In the records below, turn the lines into a JSON list of strings, one string per line, skipping blank lines. Begin at the line that has "21, 389, 33]" and stop after the line that has "346, 203, 356]".
— Start —
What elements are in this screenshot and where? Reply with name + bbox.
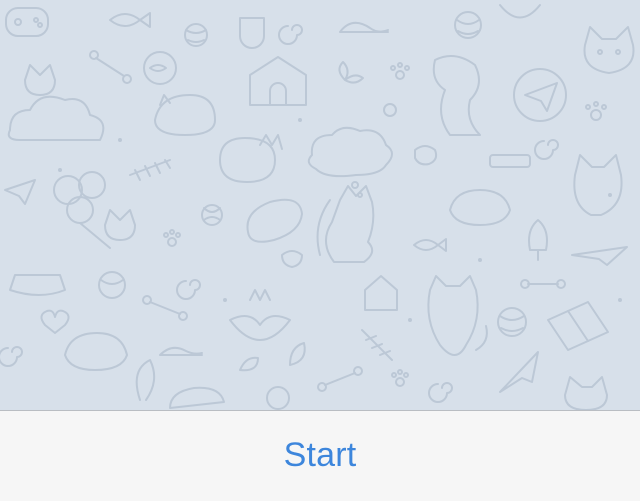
mouse-toy-icon	[339, 21, 389, 33]
bone-icon	[317, 366, 363, 392]
tulip-icon	[528, 219, 548, 261]
paw-icon	[390, 62, 410, 80]
spiral-icon	[176, 279, 201, 300]
cup-icon	[239, 17, 265, 49]
food-bowl-icon	[9, 274, 66, 296]
leaf-icon	[239, 342, 306, 372]
mouse-toy-icon	[159, 346, 203, 356]
paper-plane-icon	[499, 351, 539, 393]
spiral-icon	[534, 139, 559, 160]
ball-icon	[184, 23, 208, 47]
paper-plane-icon	[4, 179, 36, 205]
cat-face-icon	[499, 4, 635, 74]
telegram-bot-start-screen: Start	[0, 0, 640, 501]
thought-cloud-icon	[307, 126, 393, 198]
balloon-cat-icon	[53, 171, 136, 249]
yarn-ball-icon	[383, 103, 397, 117]
collar-icon	[489, 154, 531, 168]
bat-cat-icon	[229, 289, 291, 341]
spiral-icon	[0, 346, 23, 367]
cat-bed-icon	[246, 198, 303, 243]
yarn-ball-icon	[201, 204, 223, 226]
fish-bowl-icon	[143, 51, 177, 85]
bird-icon	[281, 250, 303, 268]
ball-icon	[497, 307, 527, 337]
gamepad-icon	[5, 7, 49, 37]
gift-box-icon	[547, 301, 609, 351]
ball-icon	[266, 386, 290, 410]
paw-icon	[391, 369, 409, 387]
paper-plane-icon	[571, 246, 628, 266]
spiral-icon	[428, 382, 453, 403]
yarn-ball-icon	[98, 271, 126, 299]
bone-icon	[520, 279, 566, 289]
bird-icon	[414, 145, 438, 166]
paper-plane-icon	[513, 68, 567, 122]
cat-face-icon	[564, 376, 608, 410]
bone-icon	[89, 50, 132, 84]
bottom-bar: Start	[0, 410, 640, 501]
ball-icon	[454, 11, 482, 39]
paw-icon	[585, 101, 607, 121]
fish-icon	[413, 238, 447, 252]
doghouse-icon	[364, 275, 398, 311]
fish-skeleton-icon	[361, 329, 393, 361]
heart-icon	[40, 309, 70, 334]
fox-icon	[316, 185, 375, 263]
start-button[interactable]: Start	[260, 428, 381, 483]
paw-icon	[163, 229, 181, 247]
cloud-cat-icon	[7, 64, 105, 141]
sleeping-cat-icon	[64, 332, 128, 371]
cat-bed-icon	[169, 386, 225, 409]
spiral-icon	[278, 24, 303, 45]
fish-skeleton-icon	[129, 159, 171, 181]
plant-icon	[338, 61, 364, 84]
chat-wallpaper	[0, 0, 640, 410]
dog-icon	[432, 55, 481, 136]
cat-ball-icon	[219, 134, 283, 183]
cat-face-icon	[427, 275, 488, 356]
cat-sitting-icon	[573, 154, 623, 216]
fox-icon	[135, 359, 156, 401]
fish-icon	[109, 12, 151, 28]
bone-icon	[142, 295, 188, 321]
sleeping-cat-icon	[449, 189, 511, 226]
sleeping-cat-icon	[154, 94, 216, 136]
doghouse-icon	[249, 56, 307, 106]
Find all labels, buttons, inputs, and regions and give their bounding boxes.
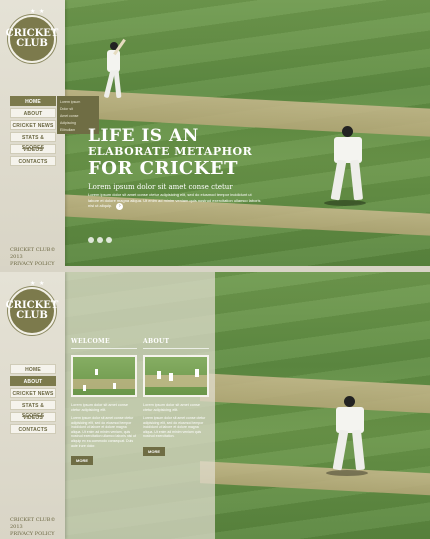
nav-item-home[interactable]: HOME: [10, 364, 56, 374]
hero-line-2: ELABORATE METAPHOR: [88, 145, 253, 158]
sidebar: ★ ★ CRICKET CLUB HOME ABOUT CRICKET NEWS…: [0, 272, 65, 539]
nav-item-contacts[interactable]: CONTACTS: [10, 156, 56, 166]
about-thumbnail[interactable]: [143, 355, 209, 397]
hero-headline: LIFE IS AN ELABORATE METAPHOR FOR CRICKE…: [88, 127, 288, 179]
submenu-item[interactable]: Dolor sit: [60, 106, 96, 113]
privacy-policy-link[interactable]: PRIVACY POLICY: [10, 261, 65, 266]
slider-dot[interactable]: [97, 237, 103, 243]
copyright-text: CRICKET CLUB© 2013: [10, 247, 56, 260]
about-more-button[interactable]: MORE: [143, 446, 165, 456]
hero-line-1: LIFE IS AN: [88, 126, 199, 146]
sidebar-footer: CRICKET CLUB© 2013 PRIVACY POLICY: [10, 247, 65, 266]
about-title: ABOUT: [143, 338, 209, 349]
main-nav: HOME ABOUT CRICKET NEWS STATS & SCORES V…: [10, 364, 56, 436]
sidebar-footer: CRICKET CLUB© 2013 PRIVACY POLICY: [10, 517, 65, 538]
welcome-more-button[interactable]: MORE: [71, 456, 93, 466]
stars-decoration: ★ ★: [30, 281, 46, 287]
welcome-lead: Lorem ipsum dolor sit amet conse ctetur …: [71, 403, 128, 412]
nav-item-cricket-news[interactable]: CRICKET NEWS: [10, 120, 56, 130]
main-nav: HOME ABOUT CRICKET NEWS STATS & SCORES V…: [10, 96, 56, 168]
submenu-item[interactable]: Amet conse: [60, 113, 96, 120]
hero-line-3: FOR CRICKET: [88, 158, 238, 179]
welcome-body: Lorem ipsum dolor sit amet conse ctetur …: [71, 416, 136, 448]
welcome-thumbnail[interactable]: [71, 355, 137, 397]
about-section: ABOUT Lorem ipsum dolor sit amet conse c…: [143, 338, 209, 458]
about-body: Lorem ipsum dolor sit amet conse ctetur …: [143, 416, 206, 439]
fielder-figure: [324, 126, 368, 208]
logo-line-2: CLUB: [16, 38, 48, 49]
nav-item-about[interactable]: ABOUT: [10, 376, 56, 386]
slider-pagination: [88, 237, 112, 243]
logo-line-2: CLUB: [16, 310, 48, 321]
cricket-club-logo[interactable]: CRICKET CLUB: [6, 287, 58, 335]
welcome-title: WELCOME: [71, 338, 137, 349]
read-more-icon[interactable]: ›: [116, 203, 124, 210]
sidebar: ★ ★ CRICKET CLUB HOME ABOUT CRICKET NEWS…: [0, 0, 65, 266]
hero-body: Lorem ipsum dolor sit amet conse ctetur …: [88, 192, 261, 208]
stars-decoration: ★ ★: [30, 9, 46, 15]
content-page-preview: WELCOME Lorem ipsum dolor sit amet conse…: [0, 272, 430, 539]
about-lead: Lorem ipsum dolor sit amet conse ctetur …: [143, 403, 200, 412]
welcome-section: WELCOME Lorem ipsum dolor sit amet conse…: [71, 338, 137, 467]
nav-item-cricket-news[interactable]: CRICKET NEWS: [10, 388, 56, 398]
fielder-figure: [326, 396, 370, 478]
batsman-figure: [98, 38, 128, 108]
copyright-text: CRICKET CLUB© 2013: [10, 517, 56, 530]
hero-subtitle: Lorem ipsum dolor sit amet conse ctetur: [88, 183, 233, 191]
slider-dot[interactable]: [106, 237, 112, 243]
hero-body-text: Lorem ipsum dolor sit amet conse ctetur …: [88, 192, 263, 210]
cricket-club-logo[interactable]: CRICKET CLUB: [6, 15, 58, 63]
nav-item-videos[interactable]: VIDEOS: [10, 412, 56, 422]
nav-item-stats-scores[interactable]: STATS & SCORES: [10, 400, 56, 419]
nav-item-about[interactable]: ABOUT: [10, 108, 56, 118]
content-overlay: WELCOME Lorem ipsum dolor sit amet conse…: [65, 272, 215, 539]
slider-dot[interactable]: [88, 237, 94, 243]
submenu-item[interactable]: Lorem ipsum: [60, 99, 96, 106]
home-page-preview: ★ ★ CRICKET CLUB HOME ABOUT CRICKET NEWS…: [0, 0, 430, 266]
nav-item-stats-scores[interactable]: STATS & SCORES: [10, 132, 56, 151]
nav-item-contacts[interactable]: CONTACTS: [10, 424, 56, 434]
nav-item-videos[interactable]: VIDEOS: [10, 144, 56, 154]
privacy-policy-link[interactable]: PRIVACY POLICY: [10, 531, 65, 538]
nav-item-home[interactable]: HOME: [10, 96, 56, 106]
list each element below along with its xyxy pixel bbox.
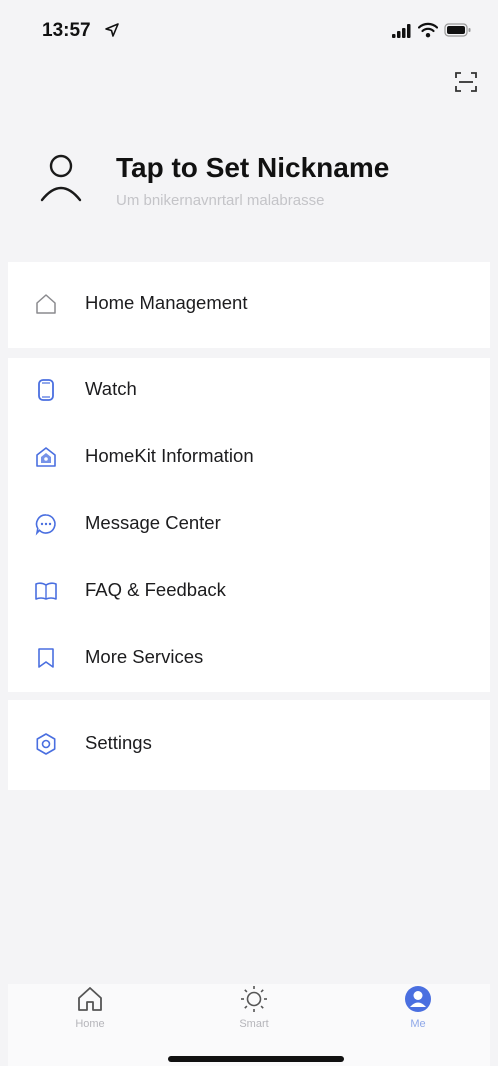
tab-label: Me xyxy=(410,1018,426,1030)
menu-group-home: Home Management xyxy=(8,262,490,348)
person-icon xyxy=(40,154,82,202)
nickname-subtitle: Um bnikernavnrtarl malabrasse xyxy=(116,192,325,209)
location-arrow-icon xyxy=(105,23,119,37)
menu-item-faq-feedback[interactable]: FAQ & Feedback xyxy=(8,561,490,621)
tab-bar: Home Smart Me xyxy=(8,984,490,1066)
home-outline-icon xyxy=(36,294,56,314)
home-tab-icon xyxy=(78,987,102,1011)
tab-home[interactable]: Home xyxy=(40,984,140,1044)
status-time: 13:57 xyxy=(42,20,91,41)
tab-smart[interactable]: Smart xyxy=(204,984,304,1044)
menu-item-homekit-information[interactable]: HomeKit Information xyxy=(8,427,490,487)
menu-item-home-management[interactable]: Home Management xyxy=(8,274,490,334)
wifi-icon xyxy=(418,22,438,38)
menu-label: FAQ & Feedback xyxy=(85,579,226,600)
menu-label: Home Management xyxy=(85,292,248,313)
message-bubble-icon xyxy=(35,514,56,536)
profile-header[interactable]: Tap to Set Nickname Um bnikernavnrtarl m… xyxy=(0,130,498,240)
home-indicator[interactable] xyxy=(168,1056,344,1062)
profile-tab-icon xyxy=(405,986,431,1012)
watch-icon xyxy=(38,379,54,401)
bookmark-icon xyxy=(38,648,54,668)
menu-label: Watch xyxy=(85,378,137,399)
tab-me[interactable]: Me xyxy=(368,984,468,1044)
book-icon xyxy=(35,582,57,600)
menu-item-settings[interactable]: Settings xyxy=(8,714,490,774)
gear-icon xyxy=(36,733,56,755)
battery-icon xyxy=(444,23,471,37)
sun-icon xyxy=(241,986,267,1012)
cellular-signal-icon xyxy=(392,24,411,38)
scan-icon[interactable] xyxy=(452,68,480,96)
homekit-icon xyxy=(36,447,56,467)
menu-group-services: Watch HomeKit Information Message Center xyxy=(8,358,490,692)
menu-item-message-center[interactable]: Message Center xyxy=(8,494,490,554)
menu-item-watch[interactable]: Watch xyxy=(8,360,490,420)
menu-label: Message Center xyxy=(85,512,221,533)
menu-label: HomeKit Information xyxy=(85,445,254,466)
nickname-title[interactable]: Tap to Set Nickname xyxy=(116,152,389,184)
menu-label: Settings xyxy=(85,732,152,753)
menu-label: More Services xyxy=(85,646,204,667)
me-screen: 13:57 Tap to Set Nickname Um bnikernavnr… xyxy=(0,0,498,1066)
tab-label: Smart xyxy=(239,1018,269,1030)
menu-item-more-services[interactable]: More Services xyxy=(8,628,490,688)
status-bar: 13:57 xyxy=(0,0,498,60)
menu-group-settings: Settings xyxy=(8,700,490,790)
tab-label: Home xyxy=(75,1018,105,1030)
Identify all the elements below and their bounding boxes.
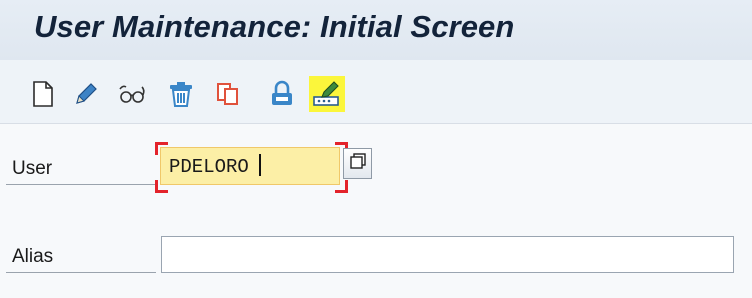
- pencil-icon: [73, 81, 99, 107]
- copy-icon: [215, 81, 241, 107]
- alias-label: Alias: [12, 246, 54, 267]
- delete-button[interactable]: [163, 76, 199, 112]
- alias-input[interactable]: [161, 236, 734, 273]
- create-button[interactable]: [25, 76, 61, 112]
- new-document-icon: [32, 81, 54, 107]
- value-help-button[interactable]: [343, 148, 372, 179]
- title-bar: User Maintenance: Initial Screen: [0, 0, 752, 60]
- user-input[interactable]: PDELORO: [160, 147, 340, 185]
- change-button[interactable]: [68, 76, 104, 112]
- display-button[interactable]: [114, 76, 150, 112]
- trash-icon: [168, 80, 194, 108]
- text-cursor: [258, 154, 261, 176]
- user-label: User: [12, 158, 53, 179]
- lock-unlock-button[interactable]: [264, 76, 300, 112]
- password-change-icon: [312, 80, 342, 108]
- padlock-icon: [269, 80, 295, 108]
- glasses-icon: [117, 81, 147, 107]
- user-input-value: PDELORO: [169, 156, 249, 178]
- application-toolbar: [0, 60, 752, 124]
- page-title: User Maintenance: Initial Screen: [34, 9, 515, 44]
- copy-button[interactable]: [210, 76, 246, 112]
- value-help-icon: [349, 153, 366, 174]
- alias-label-underline: [6, 272, 156, 273]
- change-password-button[interactable]: [309, 76, 345, 112]
- user-label-underline: [6, 184, 156, 185]
- selection-form: User PDELORO Alias: [0, 124, 752, 298]
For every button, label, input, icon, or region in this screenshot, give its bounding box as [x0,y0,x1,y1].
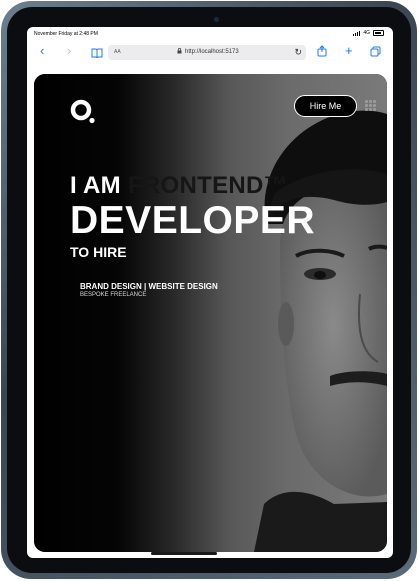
— End —
* [Finished task]:
[
  "mouse-toy-icon\t[339, 21, 389, 33]",
  "bone-icon\t[317, 366, 363, 392]",
  "tulip-icon\t[528, 219, 548, 261]",
  "paw-icon\t[390, 62, 410, 80]",
  "spiral-icon\t[176, 279, 201, 300]",
  "cup-icon\t[239, 17, 265, 49]",
  "food-bowl-icon\t[9, 274, 66, 296]",
  "leaf-icon\t[239, 342, 306, 372]",
  "mouse-toy-icon\t[159, 346, 203, 356]"
]